### Ziel
Schreiben Sie bitte den Textauszug über den Euro PC vollständig und wortgetreu ab.

### Textauszug
- - -

Über das Setup-Programm wird auch die Bildschirmdarstellung und die Taktgeschwindigkeit gewählt. Der Euro PC beherrscht die Grafik-Modi Hercules (monochrom) und CGA (4 aus 16 Farben). Auf den EGA-Modus hat Schneider leider verzichtet. Drei verschiedene Taktgeschwindigkeiten stehen zur Auswahl: 4,77, 7,15 oder 9,56 MHz. Nach unserem Geschwindigkeitstest ist der Euro PC rund 2,2mal schneller als ein Original-IBM-PC. Die Umschaltung auf 4,77 MHz kann bei einigen älteren Programmen notwendig sein, die nur mit der Geschwindigkeit des Original-IBM-PC funktionieren. Die Geschwindigkeit läßt sich durch eine Tastenkombination verändern, während ein Programm läuft. Man kann zwar auch das Setup-Programm jederzeit aufrufen, doch das birgt zwei Nachteile. Erstens löst es nach dem Ändern der Taktgeschwindigkeit einen Reset aus und zweitens löscht es zumindest den Bildschirm, wenn man es verläßt.

Diese Nachteile wiegen nicht schwer, da man das Setup-Programm nur selten braucht. Es dient vor allem dazu, die Grundeinstellung festzulegen, die man nach dem Einschalten des Computers möchte. Alle Parameter werden dauerhaft gespeichert.

Der Euro PC verfügt über 512 KByte RAM. Das ist zwar nicht das Maximum, es langt aber ohne weiteres. Wer möchte, kann den Euro PC durch seinen Steckplatz mit mehr Speicher ausrüsten.

- - -

### Datenzeilen
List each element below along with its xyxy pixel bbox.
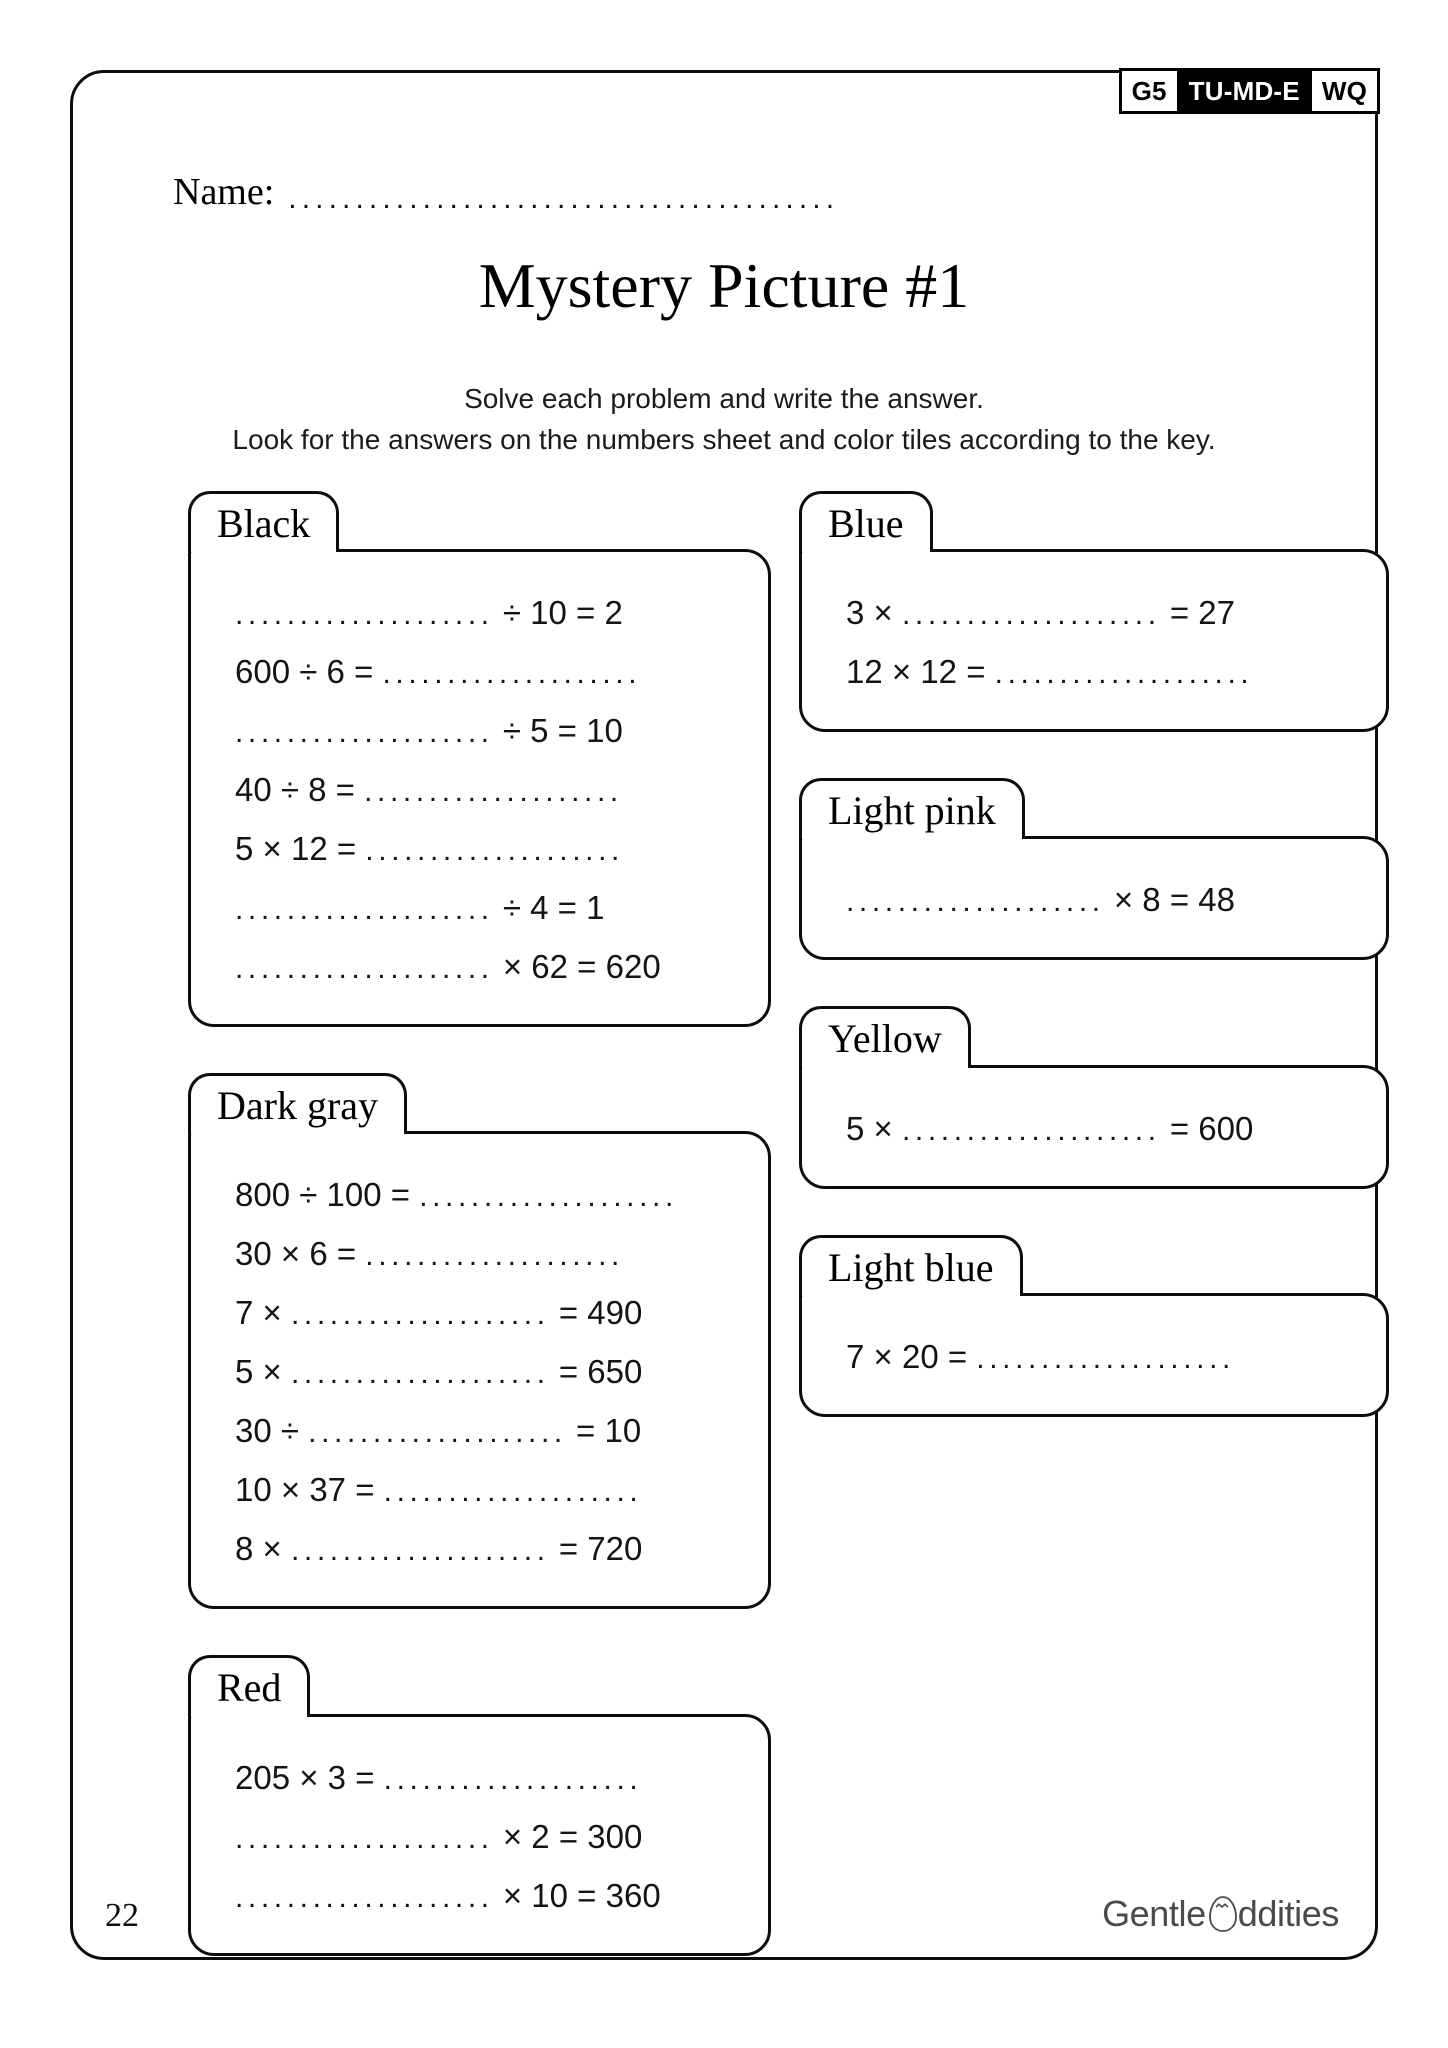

- - -

### Lösung
Über das Setup-Programm wird auch die Bildschirmdarstellung und die Taktgeschwindigkeit gewählt. Der Euro PC beherrscht die Grafik-Modi Hercules (monochrom) und CGA (4 aus 16 Farben). Auf den EGA-Modus hat Schneider leider verzichtet. Drei verschiedene Taktgeschwindigkeiten stehen zur Auswahl: 4,77, 7,15 oder 9,56 MHz. Nach unserem Geschwindigkeitstest ist der Euro PC rund 2,2mal schneller als ein Original-IBM-PC. Die Umschaltung auf 4,77 MHz kann bei einigen älteren Programmen notwendig sein, die nur mit der Geschwindigkeit des Original-IBM-PC funktionieren. Die Geschwindigkeit läßt sich durch eine Tastenkombination verändern, während ein Programm läuft. Man kann zwar auch das Setup-Programm jederzeit aufrufen, doch das birgt zwei Nachteile. Erstens löst es nach dem Ändern der Taktgeschwindigkeit einen Reset aus und zweitens löscht es zumindest den Bildschirm, wenn man es verläßt.

Diese Nachteile wiegen nicht schwer, da man das Setup-Programm nur selten braucht. Es dient vor allem dazu, die Grundeinstellung festzulegen, die man nach dem Einschalten des Computers möchte. Alle Parameter werden dauerhaft gespeichert.

Der Euro PC verfügt über 512 KByte RAM. Das ist zwar nicht das Maximum, es langt aber ohne weiteres. Wer möchte, kann den Euro PC durch seinen Steckplatz mit mehr Speicher ausrüsten.